## THE RECORDS
◆ ◆ ◆ ◆ ◆ ◆ ◆

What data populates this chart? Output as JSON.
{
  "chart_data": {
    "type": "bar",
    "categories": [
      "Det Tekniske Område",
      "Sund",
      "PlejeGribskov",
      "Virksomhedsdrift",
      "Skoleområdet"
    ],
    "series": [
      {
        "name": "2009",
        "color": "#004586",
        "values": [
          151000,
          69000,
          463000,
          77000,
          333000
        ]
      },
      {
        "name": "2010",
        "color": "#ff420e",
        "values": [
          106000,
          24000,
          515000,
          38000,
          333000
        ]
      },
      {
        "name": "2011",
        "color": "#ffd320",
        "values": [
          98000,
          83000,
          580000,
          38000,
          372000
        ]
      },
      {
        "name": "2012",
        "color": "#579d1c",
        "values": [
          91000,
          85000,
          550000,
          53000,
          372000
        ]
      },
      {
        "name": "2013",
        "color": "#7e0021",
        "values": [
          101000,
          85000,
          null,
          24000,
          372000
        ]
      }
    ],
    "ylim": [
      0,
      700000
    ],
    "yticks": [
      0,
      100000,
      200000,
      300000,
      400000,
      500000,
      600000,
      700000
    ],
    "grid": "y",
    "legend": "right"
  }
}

◆ ◆ ◆ ◆ ◆ ◆ ◆

## EXERCISE OBJECTIVE
Return each line of the data exactly as written above.

## FINISHED ANSWER
What data populates this chart? Output as JSON.
{
  "chart_data": {
    "type": "bar",
    "categories": [
      "Det Tekniske Område",
      "Sund",
      "PlejeGribskov",
      "Virksomhedsdrift",
      "Skoleområdet"
    ],
    "series": [
      {
        "name": "2009",
        "color": "#004586",
        "values": [
          151000,
          69000,
          463000,
          77000,
          333000
        ]
      },
      {
        "name": "2010",
        "color": "#ff420e",
        "values": [
          106000,
          24000,
          515000,
          38000,
          333000
        ]
      },
      {
        "name": "2011",
        "color": "#ffd320",
        "values": [
          98000,
          83000,
          580000,
          38000,
          372000
        ]
      },
      {
        "name": "2012",
        "color": "#579d1c",
        "values": [
          91000,
          85000,
          550000,
          53000,
          372000
        ]
      },
      {
        "name": "2013",
        "color": "#7e0021",
        "values": [
          101000,
          85000,
          null,
          24000,
          372000
        ]
      }
    ],
    "ylim": [
      0,
      700000
    ],
    "yticks": [
      0,
      100000,
      200000,
      300000,
      400000,
      500000,
      600000,
      700000
    ],
    "grid": "y",
    "legend": "right"
  }
}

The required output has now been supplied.